Recorded data
_ _ _ _ _
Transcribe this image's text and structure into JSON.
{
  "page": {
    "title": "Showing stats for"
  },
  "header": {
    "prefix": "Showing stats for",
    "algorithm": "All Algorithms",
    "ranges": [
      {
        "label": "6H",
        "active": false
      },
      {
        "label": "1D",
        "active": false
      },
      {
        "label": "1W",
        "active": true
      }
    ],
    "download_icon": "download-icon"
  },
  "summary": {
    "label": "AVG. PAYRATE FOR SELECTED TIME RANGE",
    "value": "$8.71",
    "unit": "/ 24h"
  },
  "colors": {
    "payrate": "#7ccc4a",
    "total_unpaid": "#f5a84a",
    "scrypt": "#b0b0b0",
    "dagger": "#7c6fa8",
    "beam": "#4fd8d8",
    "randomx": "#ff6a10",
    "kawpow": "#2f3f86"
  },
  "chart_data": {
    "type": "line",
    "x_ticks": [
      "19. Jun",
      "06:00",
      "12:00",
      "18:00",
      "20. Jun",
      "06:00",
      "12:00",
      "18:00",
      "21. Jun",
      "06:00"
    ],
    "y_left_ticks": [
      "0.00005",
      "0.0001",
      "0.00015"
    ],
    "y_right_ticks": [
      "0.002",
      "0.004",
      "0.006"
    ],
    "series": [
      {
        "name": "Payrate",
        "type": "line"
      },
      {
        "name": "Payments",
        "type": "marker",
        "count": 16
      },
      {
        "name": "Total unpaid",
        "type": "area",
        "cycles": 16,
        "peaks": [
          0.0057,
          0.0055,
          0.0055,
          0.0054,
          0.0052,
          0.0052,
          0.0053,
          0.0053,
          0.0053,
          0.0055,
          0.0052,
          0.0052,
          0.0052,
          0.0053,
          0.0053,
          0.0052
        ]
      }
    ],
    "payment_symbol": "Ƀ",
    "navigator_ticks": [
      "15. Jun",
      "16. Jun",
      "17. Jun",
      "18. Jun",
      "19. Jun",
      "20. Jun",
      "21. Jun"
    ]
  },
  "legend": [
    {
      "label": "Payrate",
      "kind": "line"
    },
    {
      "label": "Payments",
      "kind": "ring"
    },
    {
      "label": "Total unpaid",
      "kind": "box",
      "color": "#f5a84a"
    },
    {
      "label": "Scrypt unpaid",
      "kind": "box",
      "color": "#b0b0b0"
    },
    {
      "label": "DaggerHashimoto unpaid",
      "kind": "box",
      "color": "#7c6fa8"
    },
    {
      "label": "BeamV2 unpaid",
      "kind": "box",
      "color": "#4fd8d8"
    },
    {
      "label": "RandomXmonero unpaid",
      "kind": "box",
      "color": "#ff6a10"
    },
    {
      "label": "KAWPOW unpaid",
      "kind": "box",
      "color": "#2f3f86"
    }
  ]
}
_ _ _ _ _
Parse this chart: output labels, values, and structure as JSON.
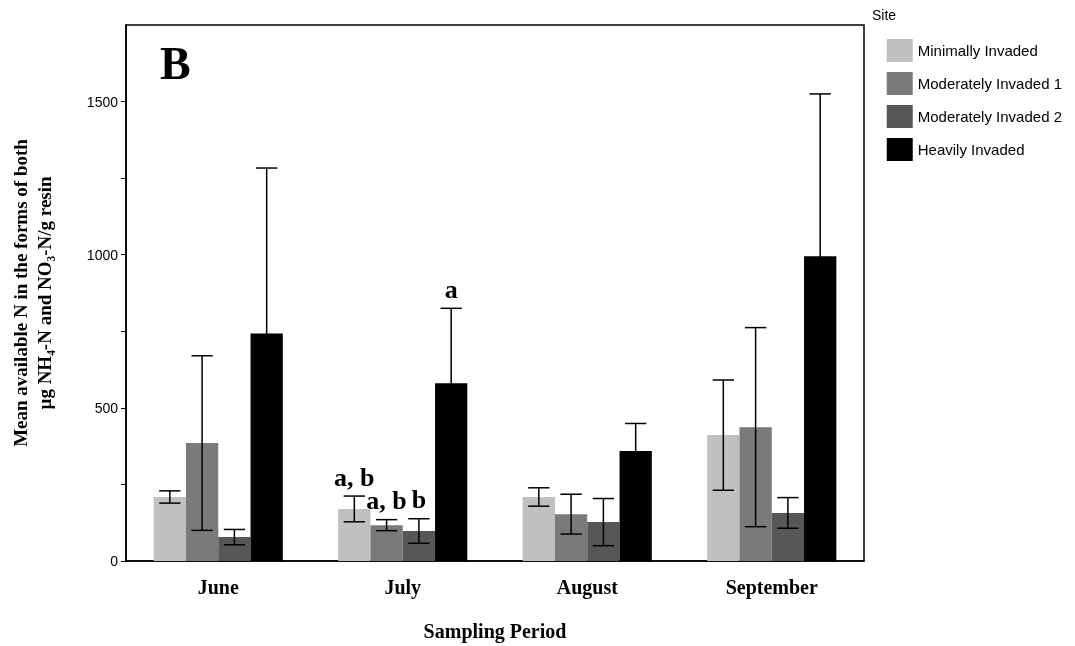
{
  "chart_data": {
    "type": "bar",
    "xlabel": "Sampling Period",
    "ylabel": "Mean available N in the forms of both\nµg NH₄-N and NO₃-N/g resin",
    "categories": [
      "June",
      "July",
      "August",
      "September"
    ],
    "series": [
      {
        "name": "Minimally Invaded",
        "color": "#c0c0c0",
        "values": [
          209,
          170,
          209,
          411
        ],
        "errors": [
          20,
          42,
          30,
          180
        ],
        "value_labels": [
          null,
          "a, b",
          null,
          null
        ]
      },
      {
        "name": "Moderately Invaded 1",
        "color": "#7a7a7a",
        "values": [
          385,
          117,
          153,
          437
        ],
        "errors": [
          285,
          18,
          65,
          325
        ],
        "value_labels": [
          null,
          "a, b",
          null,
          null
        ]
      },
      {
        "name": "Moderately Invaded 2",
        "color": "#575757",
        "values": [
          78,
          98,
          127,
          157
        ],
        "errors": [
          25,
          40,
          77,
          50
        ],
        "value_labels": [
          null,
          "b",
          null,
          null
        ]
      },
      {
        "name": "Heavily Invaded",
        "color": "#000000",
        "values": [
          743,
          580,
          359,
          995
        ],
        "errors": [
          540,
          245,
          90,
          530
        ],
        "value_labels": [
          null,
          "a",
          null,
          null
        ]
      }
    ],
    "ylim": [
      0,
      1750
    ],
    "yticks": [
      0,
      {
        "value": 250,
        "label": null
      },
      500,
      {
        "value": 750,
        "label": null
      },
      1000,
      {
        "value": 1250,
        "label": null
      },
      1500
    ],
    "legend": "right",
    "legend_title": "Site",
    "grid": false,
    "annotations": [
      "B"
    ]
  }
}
_ _ _ _ _
**Stated exercise**
From the listing above, copy every line that holds the string "stats".

**Response to the exercise**
    "title": "Showing stats for"
    "prefix": "Showing stats for",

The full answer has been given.